> **INSTRUCTIONS TO FOLLOW**: Report back each line of the records that contains the string "Question".
[Start of DATASET EXCERPTS]
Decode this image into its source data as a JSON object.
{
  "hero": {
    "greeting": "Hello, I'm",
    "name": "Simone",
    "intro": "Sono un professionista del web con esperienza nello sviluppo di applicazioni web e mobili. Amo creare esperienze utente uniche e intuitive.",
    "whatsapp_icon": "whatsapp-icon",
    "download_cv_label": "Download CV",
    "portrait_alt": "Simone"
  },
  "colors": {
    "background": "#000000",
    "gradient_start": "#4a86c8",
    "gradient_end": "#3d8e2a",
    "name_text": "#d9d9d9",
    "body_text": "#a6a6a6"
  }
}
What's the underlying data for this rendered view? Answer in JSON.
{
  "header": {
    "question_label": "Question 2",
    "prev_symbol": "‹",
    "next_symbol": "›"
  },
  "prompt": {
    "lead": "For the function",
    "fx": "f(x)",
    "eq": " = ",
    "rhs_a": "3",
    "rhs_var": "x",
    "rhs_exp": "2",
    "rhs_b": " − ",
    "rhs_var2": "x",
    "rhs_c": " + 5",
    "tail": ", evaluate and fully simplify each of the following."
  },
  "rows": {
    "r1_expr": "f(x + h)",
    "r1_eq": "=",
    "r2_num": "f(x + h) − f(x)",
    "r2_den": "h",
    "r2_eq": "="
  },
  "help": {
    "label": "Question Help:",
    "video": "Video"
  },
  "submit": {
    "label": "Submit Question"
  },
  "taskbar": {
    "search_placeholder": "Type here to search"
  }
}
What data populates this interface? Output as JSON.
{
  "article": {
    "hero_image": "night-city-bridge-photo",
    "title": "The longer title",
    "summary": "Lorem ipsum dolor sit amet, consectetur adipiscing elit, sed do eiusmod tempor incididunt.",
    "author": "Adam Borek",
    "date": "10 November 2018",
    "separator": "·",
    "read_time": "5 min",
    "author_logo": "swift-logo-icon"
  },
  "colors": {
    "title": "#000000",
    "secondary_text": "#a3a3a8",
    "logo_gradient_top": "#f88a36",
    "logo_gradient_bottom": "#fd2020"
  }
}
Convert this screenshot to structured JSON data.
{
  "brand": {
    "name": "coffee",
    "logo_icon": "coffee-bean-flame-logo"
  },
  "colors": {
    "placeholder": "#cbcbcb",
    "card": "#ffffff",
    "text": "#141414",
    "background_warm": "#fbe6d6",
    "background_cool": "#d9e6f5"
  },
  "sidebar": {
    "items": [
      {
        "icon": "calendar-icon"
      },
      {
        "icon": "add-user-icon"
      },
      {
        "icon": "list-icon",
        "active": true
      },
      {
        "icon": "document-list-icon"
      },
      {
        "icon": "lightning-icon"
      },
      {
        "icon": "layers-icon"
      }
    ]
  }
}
[End of DATASET EXCERPTS]
> **WORKED ANSWER**:
    "question_label": "Question 2",
    "label": "Question Help:",
    "label": "Submit Question"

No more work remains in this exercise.